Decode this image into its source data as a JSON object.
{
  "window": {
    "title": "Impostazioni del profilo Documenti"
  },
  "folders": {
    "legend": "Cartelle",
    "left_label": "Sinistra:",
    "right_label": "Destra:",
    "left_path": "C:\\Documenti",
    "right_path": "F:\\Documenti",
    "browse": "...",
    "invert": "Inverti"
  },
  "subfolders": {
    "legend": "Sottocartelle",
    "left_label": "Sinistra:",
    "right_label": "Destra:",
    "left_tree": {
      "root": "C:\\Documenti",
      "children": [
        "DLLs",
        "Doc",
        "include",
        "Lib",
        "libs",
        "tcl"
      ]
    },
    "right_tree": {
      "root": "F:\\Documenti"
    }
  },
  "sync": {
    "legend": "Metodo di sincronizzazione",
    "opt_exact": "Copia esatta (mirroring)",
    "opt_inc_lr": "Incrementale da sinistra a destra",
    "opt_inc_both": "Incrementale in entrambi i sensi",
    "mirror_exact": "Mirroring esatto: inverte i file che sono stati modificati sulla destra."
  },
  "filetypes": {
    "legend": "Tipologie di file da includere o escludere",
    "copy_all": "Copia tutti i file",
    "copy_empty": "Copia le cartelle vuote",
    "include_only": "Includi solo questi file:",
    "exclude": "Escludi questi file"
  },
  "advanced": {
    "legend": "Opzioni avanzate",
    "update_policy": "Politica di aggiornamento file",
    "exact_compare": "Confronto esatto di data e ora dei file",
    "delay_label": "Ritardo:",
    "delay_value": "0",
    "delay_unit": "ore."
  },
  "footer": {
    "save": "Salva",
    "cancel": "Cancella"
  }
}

■ **BRIEF**
Reproduce the full listing exactly.

■ **ANSWER TO THE PROBLEM**
Decode this image into its source data as a JSON object.
{
  "window": {
    "title": "Impostazioni del profilo Documenti"
  },
  "folders": {
    "legend": "Cartelle",
    "left_label": "Sinistra:",
    "right_label": "Destra:",
    "left_path": "C:\\Documenti",
    "right_path": "F:\\Documenti",
    "browse": "...",
    "invert": "Inverti"
  },
  "subfolders": {
    "legend": "Sottocartelle",
    "left_label": "Sinistra:",
    "right_label": "Destra:",
    "left_tree": {
      "root": "C:\\Documenti",
      "children": [
        "DLLs",
        "Doc",
        "include",
        "Lib",
        "libs",
        "tcl"
      ]
    },
    "right_tree": {
      "root": "F:\\Documenti"
    }
  },
  "sync": {
    "legend": "Metodo di sincronizzazione",
    "opt_exact": "Copia esatta (mirroring)",
    "opt_inc_lr": "Incrementale da sinistra a destra",
    "opt_inc_both": "Incrementale in entrambi i sensi",
    "mirror_exact": "Mirroring esatto: inverte i file che sono stati modificati sulla destra."
  },
  "filetypes": {
    "legend": "Tipologie di file da includere o escludere",
    "copy_all": "Copia tutti i file",
    "copy_empty": "Copia le cartelle vuote",
    "include_only": "Includi solo questi file:",
    "exclude": "Escludi questi file"
  },
  "advanced": {
    "legend": "Opzioni avanzate",
    "update_policy": "Politica di aggiornamento file",
    "exact_compare": "Confronto esatto di data e ora dei file",
    "delay_label": "Ritardo:",
    "delay_value": "0",
    "delay_unit": "ore."
  },
  "footer": {
    "save": "Salva",
    "cancel": "Cancella"
  }
}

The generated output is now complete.